Region boundary data:
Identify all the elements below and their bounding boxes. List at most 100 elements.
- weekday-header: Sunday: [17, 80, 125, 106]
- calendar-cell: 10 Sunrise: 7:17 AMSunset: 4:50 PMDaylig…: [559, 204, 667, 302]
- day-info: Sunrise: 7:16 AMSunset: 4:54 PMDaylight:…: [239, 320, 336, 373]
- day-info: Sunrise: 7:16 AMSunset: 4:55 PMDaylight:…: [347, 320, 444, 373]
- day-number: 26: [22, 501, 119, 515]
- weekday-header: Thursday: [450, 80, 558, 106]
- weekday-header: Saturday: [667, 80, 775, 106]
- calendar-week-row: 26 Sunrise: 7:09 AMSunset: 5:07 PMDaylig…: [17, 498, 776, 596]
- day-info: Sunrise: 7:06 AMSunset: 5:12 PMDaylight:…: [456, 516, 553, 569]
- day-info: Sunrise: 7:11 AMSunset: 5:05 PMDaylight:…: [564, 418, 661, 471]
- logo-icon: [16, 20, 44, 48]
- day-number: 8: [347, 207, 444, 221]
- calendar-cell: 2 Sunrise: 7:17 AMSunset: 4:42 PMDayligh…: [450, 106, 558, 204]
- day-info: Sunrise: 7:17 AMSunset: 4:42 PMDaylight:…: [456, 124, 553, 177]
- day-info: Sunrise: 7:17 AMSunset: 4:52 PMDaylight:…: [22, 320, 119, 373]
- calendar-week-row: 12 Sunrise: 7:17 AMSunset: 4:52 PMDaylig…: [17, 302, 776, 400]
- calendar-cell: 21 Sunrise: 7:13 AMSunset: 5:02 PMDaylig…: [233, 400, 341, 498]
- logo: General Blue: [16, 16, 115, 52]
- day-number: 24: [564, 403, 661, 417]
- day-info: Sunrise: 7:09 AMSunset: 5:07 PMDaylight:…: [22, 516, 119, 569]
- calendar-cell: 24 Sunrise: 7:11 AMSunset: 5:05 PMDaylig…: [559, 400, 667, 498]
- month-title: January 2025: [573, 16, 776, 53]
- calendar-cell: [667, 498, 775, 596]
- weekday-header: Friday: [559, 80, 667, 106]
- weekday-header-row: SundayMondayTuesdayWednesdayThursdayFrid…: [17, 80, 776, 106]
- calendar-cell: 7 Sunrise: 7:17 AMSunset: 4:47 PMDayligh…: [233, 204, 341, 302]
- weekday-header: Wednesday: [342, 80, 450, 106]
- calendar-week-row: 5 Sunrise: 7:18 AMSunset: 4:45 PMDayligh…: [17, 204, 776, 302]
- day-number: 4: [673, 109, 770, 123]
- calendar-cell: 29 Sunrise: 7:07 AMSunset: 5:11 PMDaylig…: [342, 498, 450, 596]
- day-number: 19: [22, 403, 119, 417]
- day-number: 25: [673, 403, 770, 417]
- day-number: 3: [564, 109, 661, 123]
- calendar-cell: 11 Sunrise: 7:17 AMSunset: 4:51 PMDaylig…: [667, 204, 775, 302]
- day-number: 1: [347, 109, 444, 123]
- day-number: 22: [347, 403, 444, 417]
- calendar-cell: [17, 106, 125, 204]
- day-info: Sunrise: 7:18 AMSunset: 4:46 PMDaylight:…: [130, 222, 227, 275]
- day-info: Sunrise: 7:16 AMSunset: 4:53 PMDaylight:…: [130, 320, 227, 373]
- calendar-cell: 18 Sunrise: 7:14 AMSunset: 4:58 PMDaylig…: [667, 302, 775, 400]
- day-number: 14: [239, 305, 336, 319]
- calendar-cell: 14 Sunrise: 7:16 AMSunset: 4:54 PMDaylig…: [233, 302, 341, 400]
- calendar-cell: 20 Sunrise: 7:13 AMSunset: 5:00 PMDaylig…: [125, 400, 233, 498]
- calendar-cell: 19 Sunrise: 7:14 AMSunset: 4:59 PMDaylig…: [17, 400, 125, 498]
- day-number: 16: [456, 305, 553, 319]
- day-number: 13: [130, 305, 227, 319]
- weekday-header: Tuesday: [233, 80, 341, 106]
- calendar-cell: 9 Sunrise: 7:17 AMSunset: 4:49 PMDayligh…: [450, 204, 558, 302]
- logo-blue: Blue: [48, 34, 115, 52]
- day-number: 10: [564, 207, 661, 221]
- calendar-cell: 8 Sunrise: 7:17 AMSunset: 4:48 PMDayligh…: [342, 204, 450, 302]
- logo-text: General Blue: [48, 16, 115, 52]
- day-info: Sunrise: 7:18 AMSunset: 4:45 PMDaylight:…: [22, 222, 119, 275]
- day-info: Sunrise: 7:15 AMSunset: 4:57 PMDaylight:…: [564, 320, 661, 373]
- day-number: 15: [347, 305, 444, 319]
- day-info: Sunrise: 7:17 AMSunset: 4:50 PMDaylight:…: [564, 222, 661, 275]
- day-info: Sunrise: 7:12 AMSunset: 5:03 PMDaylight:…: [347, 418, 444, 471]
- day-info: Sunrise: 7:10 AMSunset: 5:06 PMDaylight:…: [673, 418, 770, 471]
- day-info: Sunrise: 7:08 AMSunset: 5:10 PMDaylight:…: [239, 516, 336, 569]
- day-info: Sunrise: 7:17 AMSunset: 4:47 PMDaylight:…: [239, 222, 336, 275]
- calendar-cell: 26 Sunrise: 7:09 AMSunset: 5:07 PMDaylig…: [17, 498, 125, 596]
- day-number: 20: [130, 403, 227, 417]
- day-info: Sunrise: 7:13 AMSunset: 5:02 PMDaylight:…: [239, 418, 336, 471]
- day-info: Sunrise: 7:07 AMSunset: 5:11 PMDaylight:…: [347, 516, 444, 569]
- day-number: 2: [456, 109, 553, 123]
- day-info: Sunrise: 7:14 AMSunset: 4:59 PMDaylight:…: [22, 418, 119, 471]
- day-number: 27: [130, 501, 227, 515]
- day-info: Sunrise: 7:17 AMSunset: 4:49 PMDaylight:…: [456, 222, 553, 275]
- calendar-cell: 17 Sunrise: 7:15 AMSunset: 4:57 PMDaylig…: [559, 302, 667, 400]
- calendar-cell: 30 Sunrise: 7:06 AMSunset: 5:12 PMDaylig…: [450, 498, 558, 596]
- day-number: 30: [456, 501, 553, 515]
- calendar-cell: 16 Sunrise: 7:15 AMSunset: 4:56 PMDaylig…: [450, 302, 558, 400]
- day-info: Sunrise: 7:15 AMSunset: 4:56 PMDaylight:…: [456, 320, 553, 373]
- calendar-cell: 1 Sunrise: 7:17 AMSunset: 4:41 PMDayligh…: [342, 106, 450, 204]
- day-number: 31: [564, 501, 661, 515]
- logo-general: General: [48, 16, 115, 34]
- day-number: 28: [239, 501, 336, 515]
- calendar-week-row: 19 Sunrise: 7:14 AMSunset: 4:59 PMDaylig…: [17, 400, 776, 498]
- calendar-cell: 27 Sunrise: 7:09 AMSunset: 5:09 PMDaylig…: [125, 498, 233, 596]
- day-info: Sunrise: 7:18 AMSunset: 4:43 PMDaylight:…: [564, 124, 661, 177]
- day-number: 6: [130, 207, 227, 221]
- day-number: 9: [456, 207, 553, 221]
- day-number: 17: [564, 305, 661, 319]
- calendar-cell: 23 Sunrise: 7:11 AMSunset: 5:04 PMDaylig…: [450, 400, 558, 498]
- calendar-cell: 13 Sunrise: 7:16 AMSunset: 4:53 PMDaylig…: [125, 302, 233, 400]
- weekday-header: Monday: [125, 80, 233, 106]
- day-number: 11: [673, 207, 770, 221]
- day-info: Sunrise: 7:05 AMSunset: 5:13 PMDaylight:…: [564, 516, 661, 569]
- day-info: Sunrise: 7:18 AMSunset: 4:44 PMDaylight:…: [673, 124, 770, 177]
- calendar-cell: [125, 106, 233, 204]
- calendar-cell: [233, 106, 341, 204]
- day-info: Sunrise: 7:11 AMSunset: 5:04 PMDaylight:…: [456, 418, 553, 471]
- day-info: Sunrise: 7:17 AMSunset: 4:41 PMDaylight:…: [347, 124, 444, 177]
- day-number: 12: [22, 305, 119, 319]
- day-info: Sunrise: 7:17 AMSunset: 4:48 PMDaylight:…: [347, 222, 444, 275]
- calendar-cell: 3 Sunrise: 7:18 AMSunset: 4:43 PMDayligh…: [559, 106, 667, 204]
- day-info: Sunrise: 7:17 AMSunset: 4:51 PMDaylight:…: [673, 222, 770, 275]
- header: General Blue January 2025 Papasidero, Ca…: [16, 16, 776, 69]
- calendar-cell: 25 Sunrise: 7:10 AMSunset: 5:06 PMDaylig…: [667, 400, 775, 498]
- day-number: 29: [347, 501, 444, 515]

WHAT IS BEING ASKED —
Rewrite the rows starting at the first one and ending at the line that contains "- calendar-cell: 10", replacing "Sunday" with "Sun" and leaving everything else unchanged.

TASK OUTPUT —
Identify all the elements below and their bounding boxes. List at most 100 elements.
- weekday-header: Sun: [17, 80, 125, 106]
- calendar-cell: 10 Sunrise: 7:17 AMSunset: 4:50 PMDaylig…: [559, 204, 667, 302]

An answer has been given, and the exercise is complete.